• [Job] In this exercise, return the whole listing exactly, excluding any images.

• [Material for the task]

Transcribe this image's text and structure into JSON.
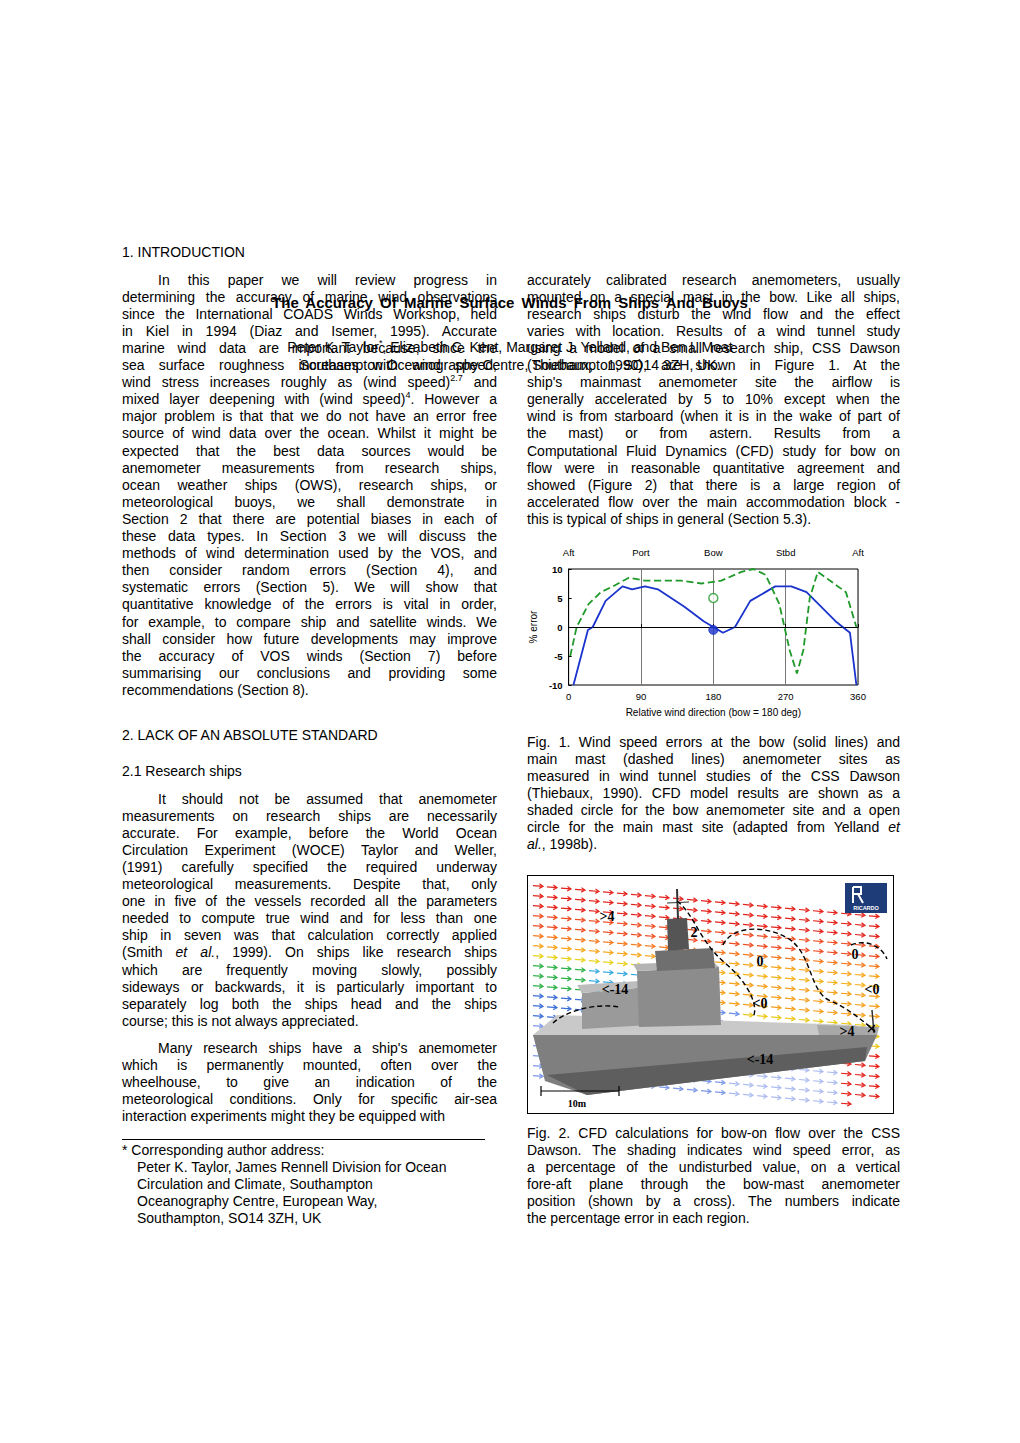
{
  "document": {
    "title": "The Accuracy Of Marine Surface Winds From Ships And Buoys",
    "authors": [
      "Peter K. Taylor",
      {
        "sup": "*"
      },
      ",  Elizabeth C. Kent,  Margaret J. Yelland,  and Ben I. Moat"
    ],
    "affiliation": "Southampton Oceanography Centre,  Southampton,  SO14 3ZH,  UK.",
    "introduction": {
      "heading": "1.  INTRODUCTION",
      "paragraph": [
        "In this paper we will review progress in",
        "determining the accuracy of marine wind observations",
        "since the International COADS Winds Workshop, held",
        "in Kiel in 1994 (Diaz and Isemer, 1995).  Accurate",
        "marine wind data are important because, since the",
        "sea surface roughness increases with wind speed,",
        [
          "wind stress increases roughly as (wind speed)",
          {
            "sup": "2.7"
          },
          " and"
        ],
        [
          "mixed layer deepening with (wind speed)",
          {
            "sup": "4"
          },
          ".  However a"
        ],
        "major problem is that that we do not have an error free",
        "source of wind data over the ocean.  Whilst it might be",
        "expected that the best data sources would be",
        "anemometer measurements from research ships,",
        "ocean weather ships (OWS),  research ships,  or",
        "meteorological buoys,  we shall demonstrate in",
        "Section 2 that there are potential biases in each of",
        "these data types.  In Section 3 we will discuss the",
        "methods of wind determination used by the VOS,  and",
        "then consider random errors (Section 4),  and",
        "systematic errors (Section 5).  We will show that",
        "quantitative knowledge of the errors is vital in order,",
        "for example,  to compare ship and satellite winds.  We",
        "shall consider how future developments may improve",
        "the accuracy of VOS winds (Section 7) before",
        "summarising our conclusions and providing some",
        "recommendations (Section 8)."
      ]
    },
    "standard": {
      "heading": "2. LACK OF AN ABSOLUTE STANDARD",
      "subheading": "2.1  Research ships",
      "paragraphs": [
        [
          "It should not be assumed that anemometer",
          "measurements on research ships are necessarily",
          "accurate.  For example,  before the World Ocean",
          "Circulation Experiment (WOCE)  Taylor and Weller,",
          "(1991) carefully specified the required underway",
          "meteorological measurements.  Despite that,  only",
          "one in five of the vessels recorded all the parameters",
          "needed to compute true wind and for less than one",
          "ship in seven was that calculation correctly applied",
          [
            "(Smith ",
            {
              "i": "et al."
            },
            ", 1999).   On ships like research ships"
          ],
          "which are frequently moving slowly,   possibly",
          "sideways or backwards,  it is particularly important to",
          "separately log both the ships head and the ships",
          "course;  this is not always appreciated."
        ],
        [
          "Many research ships have a ship's anemometer",
          "which is permanently mounted,  often over the",
          "wheelhouse,  to give an indication of the",
          "meteorological conditions.  Only for specific air-sea",
          "interaction experiments might they be equipped with"
        ]
      ],
      "continuation": [
        "accurately calibrated research anemometers,  usually",
        "mounted on a special mast in the bow.  Like all ships,",
        "research ships disturb the wind flow and the effect",
        "varies with location.  Results of a wind tunnel study",
        "using a model of a small research ship,  CSS Dawson",
        "(Thiebaux, 1990),   are shown in Figure 1.   At the",
        "ship's mainmast anemometer site the airflow is",
        "generally accelerated by 5 to 10% except when the",
        "wind is from starboard (when it is in the wake of part of",
        "the mast)  or  from  astern.    Results  from  a",
        "Computational Fluid Dynamics (CFD) study for bow on",
        "flow were in reasonable quantitative agreement and",
        "showed  (Figure 2)  that there is a large region of",
        "accelerated flow over the main accommodation block -",
        "this is typical of ships in general (Section 5.3)."
      ]
    },
    "footnote": [
      "* Corresponding author address:",
      "Peter K. Taylor,  James Rennell Division for Ocean",
      "Circulation and Climate,  Southampton",
      "Oceanography Centre,  European Way,",
      "Southampton,  SO14 3ZH,  UK"
    ],
    "figure1_caption": [
      "Fig. 1.   Wind speed errors at the bow (solid lines) and",
      "main mast  (dashed lines)  anemometer sites  as",
      "measured in wind tunnel studies of the CSS Dawson",
      "(Thiebaux, 1990).  CFD model results are shown as a",
      "shaded circle for the bow anemometer site and a open",
      [
        "circle for the main mast site (adapted from Yelland ",
        {
          "i": "et"
        }
      ],
      [
        {
          "i": "al."
        },
        ", 1998b)."
      ]
    ],
    "figure2": {
      "annotations": [
        ">4",
        "2",
        "0",
        "0",
        "<-14",
        "<0",
        "<0",
        ">4",
        "<-14"
      ],
      "scale_label": "10m",
      "logo": "RICARDO",
      "caption": [
        "Fig. 2.  CFD calculations for bow-on flow over the CSS",
        "Dawson.   The shading indicates wind speed error,  as",
        "a percentage of the undisturbed value,  on a vertical",
        "fore-aft  plane  through  the  bow-mast  anemometer",
        "position (shown by a cross).    The numbers indicate",
        "the percentage error in each region."
      ]
    }
  },
  "chart_data": {
    "type": "line",
    "top_labels": [
      {
        "value": 0,
        "label": "Aft"
      },
      {
        "value": 90,
        "label": "Port"
      },
      {
        "value": 180,
        "label": "Bow"
      },
      {
        "value": 270,
        "label": "Stbd"
      },
      {
        "value": 360,
        "label": "Aft"
      }
    ],
    "x_label": "Relative wind direction (bow = 180 deg)",
    "y_label": "% error",
    "xlim": [
      0,
      360
    ],
    "xticks": [
      0,
      90,
      180,
      270,
      360
    ],
    "ylim": [
      -10,
      10
    ],
    "yticks": [
      -10,
      -5,
      0,
      5,
      10
    ],
    "grid": "x",
    "zero_line": 0,
    "series": [
      {
        "type": "line",
        "color": "#1a33cc",
        "line_style": "solid",
        "x": [
          6,
          24,
          30,
          46,
          67,
          79,
          95,
          111,
          144,
          168,
          192,
          207,
          226,
          257,
          277,
          296,
          332,
          350,
          358
        ],
        "values": [
          -10,
          -0.5,
          0,
          4.5,
          7,
          6.5,
          7,
          6.5,
          3.5,
          1,
          -1,
          0,
          4.5,
          7,
          7,
          6,
          1,
          -1,
          -10
        ]
      },
      {
        "type": "line",
        "color": "#1f9a2a",
        "line_style": "dashed",
        "x": [
          2,
          10,
          25,
          40,
          55,
          75,
          95,
          115,
          140,
          165,
          190,
          215,
          230,
          245,
          262,
          275,
          284,
          292,
          300,
          310,
          325,
          345,
          358
        ],
        "values": [
          -5,
          0,
          4,
          6,
          7,
          8.5,
          8,
          8,
          8,
          7.5,
          8,
          9.5,
          10,
          9,
          4,
          -4,
          -8,
          -4,
          5,
          9.5,
          8,
          6,
          0
        ]
      },
      {
        "type": "scatter",
        "color": "#1a33cc",
        "marker": "filled",
        "x": [
          180
        ],
        "values": [
          -0.5
        ]
      },
      {
        "type": "scatter",
        "color": "#1f9a2a",
        "marker": "open",
        "x": [
          180
        ],
        "values": [
          5
        ]
      }
    ]
  }
}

• [Solution to the exercise]
Transcribe this image's text and structure into JSON.
{
  "document": {
    "title": "The Accuracy Of Marine Surface Winds From Ships And Buoys",
    "authors": [
      "Peter K. Taylor",
      {
        "sup": "*"
      },
      ",  Elizabeth C. Kent,  Margaret J. Yelland,  and Ben I. Moat"
    ],
    "affiliation": "Southampton Oceanography Centre,  Southampton,  SO14 3ZH,  UK.",
    "introduction": {
      "heading": "1.  INTRODUCTION",
      "paragraph": [
        "In this paper we will review progress in",
        "determining the accuracy of marine wind observations",
        "since the International COADS Winds Workshop, held",
        "in Kiel in 1994 (Diaz and Isemer, 1995).  Accurate",
        "marine wind data are important because, since the",
        "sea surface roughness increases with wind speed,",
        [
          "wind stress increases roughly as (wind speed)",
          {
            "sup": "2.7"
          },
          " and"
        ],
        [
          "mixed layer deepening with (wind speed)",
          {
            "sup": "4"
          },
          ".  However a"
        ],
        "major problem is that that we do not have an error free",
        "source of wind data over the ocean.  Whilst it might be",
        "expected that the best data sources would be",
        "anemometer measurements from research ships,",
        "ocean weather ships (OWS),  research ships,  or",
        "meteorological buoys,  we shall demonstrate in",
        "Section 2 that there are potential biases in each of",
        "these data types.  In Section 3 we will discuss the",
        "methods of wind determination used by the VOS,  and",
        "then consider random errors (Section 4),  and",
        "systematic errors (Section 5).  We will show that",
        "quantitative knowledge of the errors is vital in order,",
        "for example,  to compare ship and satellite winds.  We",
        "shall consider how future developments may improve",
        "the accuracy of VOS winds (Section 7) before",
        "summarising our conclusions and providing some",
        "recommendations (Section 8)."
      ]
    },
    "standard": {
      "heading": "2. LACK OF AN ABSOLUTE STANDARD",
      "subheading": "2.1  Research ships",
      "paragraphs": [
        [
          "It should not be assumed that anemometer",
          "measurements on research ships are necessarily",
          "accurate.  For example,  before the World Ocean",
          "Circulation Experiment (WOCE)  Taylor and Weller,",
          "(1991) carefully specified the required underway",
          "meteorological measurements.  Despite that,  only",
          "one in five of the vessels recorded all the parameters",
          "needed to compute true wind and for less than one",
          "ship in seven was that calculation correctly applied",
          [
            "(Smith ",
            {
              "i": "et al."
            },
            ", 1999).   On ships like research ships"
          ],
          "which are frequently moving slowly,   possibly",
          "sideways or backwards,  it is particularly important to",
          "separately log both the ships head and the ships",
          "course;  this is not always appreciated."
        ],
        [
          "Many research ships have a ship's anemometer",
          "which is permanently mounted,  often over the",
          "wheelhouse,  to give an indication of the",
          "meteorological conditions.  Only for specific air-sea",
          "interaction experiments might they be equipped with"
        ]
      ],
      "continuation": [
        "accurately calibrated research anemometers,  usually",
        "mounted on a special mast in the bow.  Like all ships,",
        "research ships disturb the wind flow and the effect",
        "varies with location.  Results of a wind tunnel study",
        "using a model of a small research ship,  CSS Dawson",
        "(Thiebaux, 1990),   are shown in Figure 1.   At the",
        "ship's mainmast anemometer site the airflow is",
        "generally accelerated by 5 to 10% except when the",
        "wind is from starboard (when it is in the wake of part of",
        "the mast)  or  from  astern.    Results  from  a",
        "Computational Fluid Dynamics (CFD) study for bow on",
        "flow were in reasonable quantitative agreement and",
        "showed  (Figure 2)  that there is a large region of",
        "accelerated flow over the main accommodation block -",
        "this is typical of ships in general (Section 5.3)."
      ]
    },
    "footnote": [
      "* Corresponding author address:",
      "Peter K. Taylor,  James Rennell Division for Ocean",
      "Circulation and Climate,  Southampton",
      "Oceanography Centre,  European Way,",
      "Southampton,  SO14 3ZH,  UK"
    ],
    "figure1_caption": [
      "Fig. 1.   Wind speed errors at the bow (solid lines) and",
      "main mast  (dashed lines)  anemometer sites  as",
      "measured in wind tunnel studies of the CSS Dawson",
      "(Thiebaux, 1990).  CFD model results are shown as a",
      "shaded circle for the bow anemometer site and a open",
      [
        "circle for the main mast site (adapted from Yelland ",
        {
          "i": "et"
        }
      ],
      [
        {
          "i": "al."
        },
        ", 1998b)."
      ]
    ],
    "figure2": {
      "annotations": [
        ">4",
        "2",
        "0",
        "0",
        "<-14",
        "<0",
        "<0",
        ">4",
        "<-14"
      ],
      "scale_label": "10m",
      "logo": "RICARDO",
      "caption": [
        "Fig. 2.  CFD calculations for bow-on flow over the CSS",
        "Dawson.   The shading indicates wind speed error,  as",
        "a percentage of the undisturbed value,  on a vertical",
        "fore-aft  plane  through  the  bow-mast  anemometer",
        "position (shown by a cross).    The numbers indicate",
        "the percentage error in each region."
      ]
    }
  },
  "chart_data": {
    "type": "line",
    "top_labels": [
      {
        "value": 0,
        "label": "Aft"
      },
      {
        "value": 90,
        "label": "Port"
      },
      {
        "value": 180,
        "label": "Bow"
      },
      {
        "value": 270,
        "label": "Stbd"
      },
      {
        "value": 360,
        "label": "Aft"
      }
    ],
    "x_label": "Relative wind direction (bow = 180 deg)",
    "y_label": "% error",
    "xlim": [
      0,
      360
    ],
    "xticks": [
      0,
      90,
      180,
      270,
      360
    ],
    "ylim": [
      -10,
      10
    ],
    "yticks": [
      -10,
      -5,
      0,
      5,
      10
    ],
    "grid": "x",
    "zero_line": 0,
    "series": [
      {
        "type": "line",
        "color": "#1a33cc",
        "line_style": "solid",
        "x": [
          6,
          24,
          30,
          46,
          67,
          79,
          95,
          111,
          144,
          168,
          192,
          207,
          226,
          257,
          277,
          296,
          332,
          350,
          358
        ],
        "values": [
          -10,
          -0.5,
          0,
          4.5,
          7,
          6.5,
          7,
          6.5,
          3.5,
          1,
          -1,
          0,
          4.5,
          7,
          7,
          6,
          1,
          -1,
          -10
        ]
      },
      {
        "type": "line",
        "color": "#1f9a2a",
        "line_style": "dashed",
        "x": [
          2,
          10,
          25,
          40,
          55,
          75,
          95,
          115,
          140,
          165,
          190,
          215,
          230,
          245,
          262,
          275,
          284,
          292,
          300,
          310,
          325,
          345,
          358
        ],
        "values": [
          -5,
          0,
          4,
          6,
          7,
          8.5,
          8,
          8,
          8,
          7.5,
          8,
          9.5,
          10,
          9,
          4,
          -4,
          -8,
          -4,
          5,
          9.5,
          8,
          6,
          0
        ]
      },
      {
        "type": "scatter",
        "color": "#1a33cc",
        "marker": "filled",
        "x": [
          180
        ],
        "values": [
          -0.5
        ]
      },
      {
        "type": "scatter",
        "color": "#1f9a2a",
        "marker": "open",
        "x": [
          180
        ],
        "values": [
          5
        ]
      }
    ]
  }
}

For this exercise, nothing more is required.